═════ Material shown

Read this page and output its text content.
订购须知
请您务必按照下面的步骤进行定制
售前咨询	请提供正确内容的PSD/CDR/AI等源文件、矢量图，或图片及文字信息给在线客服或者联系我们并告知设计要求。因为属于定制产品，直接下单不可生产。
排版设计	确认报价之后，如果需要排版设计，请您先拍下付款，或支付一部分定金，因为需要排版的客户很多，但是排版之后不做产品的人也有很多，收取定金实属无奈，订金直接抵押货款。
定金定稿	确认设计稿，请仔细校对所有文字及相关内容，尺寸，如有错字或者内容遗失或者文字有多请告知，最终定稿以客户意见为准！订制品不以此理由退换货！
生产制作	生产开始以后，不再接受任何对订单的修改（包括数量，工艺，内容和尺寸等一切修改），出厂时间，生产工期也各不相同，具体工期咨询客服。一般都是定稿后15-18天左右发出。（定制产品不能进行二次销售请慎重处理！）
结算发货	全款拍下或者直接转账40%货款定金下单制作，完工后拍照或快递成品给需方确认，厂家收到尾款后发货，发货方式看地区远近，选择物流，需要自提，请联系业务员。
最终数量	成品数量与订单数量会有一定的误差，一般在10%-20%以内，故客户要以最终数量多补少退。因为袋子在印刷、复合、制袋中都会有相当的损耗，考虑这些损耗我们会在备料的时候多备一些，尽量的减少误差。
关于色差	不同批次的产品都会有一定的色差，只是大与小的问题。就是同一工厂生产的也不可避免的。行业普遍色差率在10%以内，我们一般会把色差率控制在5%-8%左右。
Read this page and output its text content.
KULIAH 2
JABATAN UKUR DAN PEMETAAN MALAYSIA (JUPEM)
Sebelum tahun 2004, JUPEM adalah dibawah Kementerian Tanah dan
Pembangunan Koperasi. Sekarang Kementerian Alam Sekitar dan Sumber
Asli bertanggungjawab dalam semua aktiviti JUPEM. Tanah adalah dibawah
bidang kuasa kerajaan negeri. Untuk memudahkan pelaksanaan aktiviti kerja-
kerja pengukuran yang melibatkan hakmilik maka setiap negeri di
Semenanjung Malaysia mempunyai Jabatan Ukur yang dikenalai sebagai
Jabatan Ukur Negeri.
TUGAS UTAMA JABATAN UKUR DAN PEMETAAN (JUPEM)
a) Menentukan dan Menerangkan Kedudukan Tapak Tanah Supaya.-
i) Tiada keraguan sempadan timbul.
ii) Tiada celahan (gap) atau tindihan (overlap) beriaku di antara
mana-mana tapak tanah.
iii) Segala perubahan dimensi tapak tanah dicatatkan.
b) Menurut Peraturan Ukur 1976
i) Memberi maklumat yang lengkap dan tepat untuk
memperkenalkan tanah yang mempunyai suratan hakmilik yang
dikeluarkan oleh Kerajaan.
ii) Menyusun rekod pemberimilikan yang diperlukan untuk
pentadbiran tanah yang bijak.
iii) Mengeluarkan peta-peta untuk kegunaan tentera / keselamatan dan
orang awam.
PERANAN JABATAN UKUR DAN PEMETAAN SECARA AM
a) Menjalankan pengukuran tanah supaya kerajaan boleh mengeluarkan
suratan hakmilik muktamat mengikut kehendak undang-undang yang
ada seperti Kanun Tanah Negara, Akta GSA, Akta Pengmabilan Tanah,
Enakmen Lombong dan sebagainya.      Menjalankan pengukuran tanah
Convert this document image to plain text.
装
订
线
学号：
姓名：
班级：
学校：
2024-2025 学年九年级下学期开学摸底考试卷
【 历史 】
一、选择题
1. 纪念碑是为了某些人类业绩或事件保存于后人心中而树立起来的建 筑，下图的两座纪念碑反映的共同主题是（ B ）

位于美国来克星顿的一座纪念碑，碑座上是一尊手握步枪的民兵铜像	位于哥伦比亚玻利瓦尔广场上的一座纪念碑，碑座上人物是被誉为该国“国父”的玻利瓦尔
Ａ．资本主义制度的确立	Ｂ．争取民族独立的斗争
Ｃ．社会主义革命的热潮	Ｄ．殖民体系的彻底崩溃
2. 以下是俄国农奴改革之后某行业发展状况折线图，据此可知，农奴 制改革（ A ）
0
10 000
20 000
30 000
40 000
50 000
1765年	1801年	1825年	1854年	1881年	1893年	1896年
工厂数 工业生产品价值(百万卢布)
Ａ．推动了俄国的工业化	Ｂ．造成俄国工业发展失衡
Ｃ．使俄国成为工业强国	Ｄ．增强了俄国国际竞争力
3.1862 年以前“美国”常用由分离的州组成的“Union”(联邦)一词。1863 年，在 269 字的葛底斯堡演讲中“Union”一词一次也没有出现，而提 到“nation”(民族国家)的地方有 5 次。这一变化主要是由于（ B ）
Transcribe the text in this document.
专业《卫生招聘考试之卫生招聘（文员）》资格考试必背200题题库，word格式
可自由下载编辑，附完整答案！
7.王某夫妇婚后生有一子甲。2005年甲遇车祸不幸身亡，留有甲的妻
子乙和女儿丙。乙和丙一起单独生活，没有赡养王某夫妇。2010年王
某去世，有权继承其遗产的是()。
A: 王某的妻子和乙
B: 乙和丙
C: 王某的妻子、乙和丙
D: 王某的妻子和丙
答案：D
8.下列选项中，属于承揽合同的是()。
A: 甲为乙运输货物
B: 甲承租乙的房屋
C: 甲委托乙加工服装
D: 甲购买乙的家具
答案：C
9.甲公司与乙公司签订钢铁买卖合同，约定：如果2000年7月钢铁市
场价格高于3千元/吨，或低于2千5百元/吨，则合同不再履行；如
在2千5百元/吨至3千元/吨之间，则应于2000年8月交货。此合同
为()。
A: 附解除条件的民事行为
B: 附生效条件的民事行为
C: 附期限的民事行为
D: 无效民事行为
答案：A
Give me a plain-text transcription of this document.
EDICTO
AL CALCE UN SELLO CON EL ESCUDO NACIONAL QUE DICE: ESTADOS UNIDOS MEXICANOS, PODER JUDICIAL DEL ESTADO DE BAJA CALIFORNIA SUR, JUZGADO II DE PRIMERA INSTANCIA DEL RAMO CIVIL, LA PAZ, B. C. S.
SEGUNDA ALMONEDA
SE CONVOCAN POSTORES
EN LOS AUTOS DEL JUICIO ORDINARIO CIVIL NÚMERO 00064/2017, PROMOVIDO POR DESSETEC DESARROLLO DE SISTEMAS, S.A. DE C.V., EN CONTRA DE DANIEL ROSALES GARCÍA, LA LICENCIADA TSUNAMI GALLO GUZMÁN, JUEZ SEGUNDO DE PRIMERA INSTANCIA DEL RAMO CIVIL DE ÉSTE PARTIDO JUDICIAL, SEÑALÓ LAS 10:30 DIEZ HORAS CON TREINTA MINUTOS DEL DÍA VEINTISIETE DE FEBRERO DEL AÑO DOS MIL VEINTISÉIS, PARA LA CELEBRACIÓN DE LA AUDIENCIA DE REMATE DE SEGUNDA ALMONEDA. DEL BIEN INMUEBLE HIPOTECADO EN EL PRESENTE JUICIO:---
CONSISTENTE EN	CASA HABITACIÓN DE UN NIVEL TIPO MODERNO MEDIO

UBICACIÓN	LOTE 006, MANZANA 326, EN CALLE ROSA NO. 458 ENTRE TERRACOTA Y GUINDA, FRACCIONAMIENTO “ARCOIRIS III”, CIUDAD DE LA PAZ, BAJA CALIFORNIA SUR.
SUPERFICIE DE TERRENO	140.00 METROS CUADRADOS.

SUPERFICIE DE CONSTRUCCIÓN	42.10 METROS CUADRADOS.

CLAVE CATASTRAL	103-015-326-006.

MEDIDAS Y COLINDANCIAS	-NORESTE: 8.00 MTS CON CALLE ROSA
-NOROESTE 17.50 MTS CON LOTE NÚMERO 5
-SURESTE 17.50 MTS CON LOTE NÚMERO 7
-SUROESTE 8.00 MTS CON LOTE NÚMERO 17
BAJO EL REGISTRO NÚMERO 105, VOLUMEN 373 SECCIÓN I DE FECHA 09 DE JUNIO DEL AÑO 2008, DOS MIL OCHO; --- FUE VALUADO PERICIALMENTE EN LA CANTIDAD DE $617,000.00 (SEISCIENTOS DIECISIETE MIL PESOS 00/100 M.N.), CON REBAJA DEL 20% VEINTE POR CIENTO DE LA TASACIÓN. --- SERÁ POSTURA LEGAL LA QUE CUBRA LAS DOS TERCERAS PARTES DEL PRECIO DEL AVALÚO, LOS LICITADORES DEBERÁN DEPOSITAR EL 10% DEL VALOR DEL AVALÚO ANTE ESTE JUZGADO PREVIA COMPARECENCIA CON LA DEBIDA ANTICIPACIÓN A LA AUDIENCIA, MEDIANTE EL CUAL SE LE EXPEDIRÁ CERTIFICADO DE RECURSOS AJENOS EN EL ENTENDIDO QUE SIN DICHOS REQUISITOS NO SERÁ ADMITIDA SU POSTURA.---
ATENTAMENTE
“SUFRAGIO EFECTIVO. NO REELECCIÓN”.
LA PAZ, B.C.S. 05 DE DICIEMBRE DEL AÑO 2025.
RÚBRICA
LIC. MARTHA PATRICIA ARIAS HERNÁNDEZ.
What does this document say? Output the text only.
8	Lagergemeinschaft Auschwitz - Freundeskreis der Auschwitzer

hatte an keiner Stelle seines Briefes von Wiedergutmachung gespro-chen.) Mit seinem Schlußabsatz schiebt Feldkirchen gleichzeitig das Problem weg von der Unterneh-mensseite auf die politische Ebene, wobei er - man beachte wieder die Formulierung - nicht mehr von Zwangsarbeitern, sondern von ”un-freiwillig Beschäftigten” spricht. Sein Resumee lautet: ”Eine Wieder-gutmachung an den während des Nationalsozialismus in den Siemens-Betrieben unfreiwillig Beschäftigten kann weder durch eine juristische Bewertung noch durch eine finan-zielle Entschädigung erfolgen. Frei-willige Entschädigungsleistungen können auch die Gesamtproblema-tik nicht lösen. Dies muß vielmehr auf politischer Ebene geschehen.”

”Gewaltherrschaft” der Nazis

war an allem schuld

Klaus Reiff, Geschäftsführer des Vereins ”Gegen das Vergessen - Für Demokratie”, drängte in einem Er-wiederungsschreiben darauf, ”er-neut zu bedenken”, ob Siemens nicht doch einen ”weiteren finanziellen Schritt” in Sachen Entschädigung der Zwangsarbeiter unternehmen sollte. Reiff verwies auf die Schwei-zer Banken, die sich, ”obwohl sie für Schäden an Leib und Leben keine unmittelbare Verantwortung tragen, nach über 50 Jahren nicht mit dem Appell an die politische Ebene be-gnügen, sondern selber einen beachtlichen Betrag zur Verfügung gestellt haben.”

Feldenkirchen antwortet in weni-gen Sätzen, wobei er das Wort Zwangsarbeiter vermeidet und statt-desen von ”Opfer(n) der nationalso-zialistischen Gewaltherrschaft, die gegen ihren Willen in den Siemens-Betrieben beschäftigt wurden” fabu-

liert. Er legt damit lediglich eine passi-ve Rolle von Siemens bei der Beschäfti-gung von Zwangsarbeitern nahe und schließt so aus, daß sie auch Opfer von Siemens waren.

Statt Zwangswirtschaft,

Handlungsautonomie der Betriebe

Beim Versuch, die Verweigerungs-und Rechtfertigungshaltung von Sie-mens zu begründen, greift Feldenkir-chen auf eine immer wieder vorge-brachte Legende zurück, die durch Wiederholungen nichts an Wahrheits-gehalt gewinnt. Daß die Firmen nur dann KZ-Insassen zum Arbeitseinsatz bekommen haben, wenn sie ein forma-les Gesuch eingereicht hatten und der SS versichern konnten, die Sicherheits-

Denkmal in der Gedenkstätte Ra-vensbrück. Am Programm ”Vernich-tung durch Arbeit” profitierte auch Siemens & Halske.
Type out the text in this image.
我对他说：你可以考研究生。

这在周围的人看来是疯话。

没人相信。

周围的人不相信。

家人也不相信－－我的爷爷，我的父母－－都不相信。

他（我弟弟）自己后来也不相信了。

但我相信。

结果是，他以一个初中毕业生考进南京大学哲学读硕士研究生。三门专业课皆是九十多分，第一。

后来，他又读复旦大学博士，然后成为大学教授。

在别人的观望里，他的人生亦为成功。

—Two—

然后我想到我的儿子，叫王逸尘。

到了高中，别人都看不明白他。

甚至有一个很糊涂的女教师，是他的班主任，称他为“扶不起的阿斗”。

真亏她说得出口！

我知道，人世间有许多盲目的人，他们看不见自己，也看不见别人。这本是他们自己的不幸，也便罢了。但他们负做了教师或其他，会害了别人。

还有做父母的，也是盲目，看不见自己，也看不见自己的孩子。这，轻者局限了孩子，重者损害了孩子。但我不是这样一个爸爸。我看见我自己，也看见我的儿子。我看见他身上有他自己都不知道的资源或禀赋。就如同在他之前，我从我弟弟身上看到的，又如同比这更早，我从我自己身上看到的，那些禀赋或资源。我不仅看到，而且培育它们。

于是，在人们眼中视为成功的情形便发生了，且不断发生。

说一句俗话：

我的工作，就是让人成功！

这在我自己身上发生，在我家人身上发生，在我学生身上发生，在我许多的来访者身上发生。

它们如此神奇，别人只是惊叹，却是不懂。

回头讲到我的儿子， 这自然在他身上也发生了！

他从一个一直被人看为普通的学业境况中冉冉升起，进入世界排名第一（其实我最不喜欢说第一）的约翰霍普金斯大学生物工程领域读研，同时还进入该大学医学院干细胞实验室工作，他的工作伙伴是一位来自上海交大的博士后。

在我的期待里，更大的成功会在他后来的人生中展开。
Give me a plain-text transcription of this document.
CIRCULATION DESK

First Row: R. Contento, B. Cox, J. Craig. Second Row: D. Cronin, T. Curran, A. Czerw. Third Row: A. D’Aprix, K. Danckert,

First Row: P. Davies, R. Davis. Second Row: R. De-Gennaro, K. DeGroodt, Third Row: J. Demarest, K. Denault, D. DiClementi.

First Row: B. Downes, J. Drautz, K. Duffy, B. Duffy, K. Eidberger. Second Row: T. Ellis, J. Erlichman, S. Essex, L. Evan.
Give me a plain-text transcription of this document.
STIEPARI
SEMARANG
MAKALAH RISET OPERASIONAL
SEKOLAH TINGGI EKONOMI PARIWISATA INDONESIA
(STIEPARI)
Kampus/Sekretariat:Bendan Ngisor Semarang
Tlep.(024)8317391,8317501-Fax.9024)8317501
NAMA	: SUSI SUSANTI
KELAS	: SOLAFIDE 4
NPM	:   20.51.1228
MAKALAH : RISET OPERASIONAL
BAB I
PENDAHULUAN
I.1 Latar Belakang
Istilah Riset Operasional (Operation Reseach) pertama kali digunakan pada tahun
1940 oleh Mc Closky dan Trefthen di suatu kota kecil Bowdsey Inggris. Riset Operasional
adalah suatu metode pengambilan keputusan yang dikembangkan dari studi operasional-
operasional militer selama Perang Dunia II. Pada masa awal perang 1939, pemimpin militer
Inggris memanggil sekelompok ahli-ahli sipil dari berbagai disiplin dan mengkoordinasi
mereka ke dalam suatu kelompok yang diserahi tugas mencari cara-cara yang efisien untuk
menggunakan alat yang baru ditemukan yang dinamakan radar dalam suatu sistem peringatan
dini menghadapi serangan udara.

══════════

Return every line above in which the string "adalah" occurs.

Sebelum tahun 2004, JUPEM adalah dibawah Kementerian Tanah dan
Asli bertanggungjawab dalam semua aktiviti JUPEM. Tanah adalah dibawah
adalah suatu metode pengambilan keputusan yang dikembangkan dari studi operasional-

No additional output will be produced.